Aim
Output all lines exactly, with nothing added or dropped.

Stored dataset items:
┌────────
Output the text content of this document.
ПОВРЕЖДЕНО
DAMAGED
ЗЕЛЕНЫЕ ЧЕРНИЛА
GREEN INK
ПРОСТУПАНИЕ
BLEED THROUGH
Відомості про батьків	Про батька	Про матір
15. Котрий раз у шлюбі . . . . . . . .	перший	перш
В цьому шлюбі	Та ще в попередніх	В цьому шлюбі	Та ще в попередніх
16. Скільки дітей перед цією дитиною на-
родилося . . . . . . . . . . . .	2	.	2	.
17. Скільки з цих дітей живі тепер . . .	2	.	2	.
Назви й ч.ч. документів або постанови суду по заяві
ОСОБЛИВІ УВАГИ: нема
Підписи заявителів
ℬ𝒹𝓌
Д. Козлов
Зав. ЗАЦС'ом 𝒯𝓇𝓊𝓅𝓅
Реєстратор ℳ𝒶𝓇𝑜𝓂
└────────
Result of this exercise
Output the text content of this document.
ПОВРЕЖДЕНО
DAMAGED
ЗЕЛЕНЫЕ ЧЕРНИЛА
GREEN INK
ПРОСТУПАНИЕ
BLEED THROUGH
Відомості про батьків	Про батька	Про матір
15. Котрий раз у шлюбі . . . . . . . .	перший	перш
В цьому шлюбі	Та ще в попередніх	В цьому шлюбі	Та ще в попередніх
16. Скільки дітей перед цією дитиною на-
родилося . . . . . . . . . . . .	2	.	2	.
17. Скільки з цих дітей живі тепер . . .	2	.	2	.
Назви й ч.ч. документів або постанови суду по заяві
ОСОБЛИВІ УВАГИ: нема
Підписи заявителів
ℬ𝒹𝓌
Д. Козлов
Зав. ЗАЦС'ом 𝒯𝓇𝓊𝓅𝓅
Реєстратор ℳ𝒶𝓇𝑜𝓂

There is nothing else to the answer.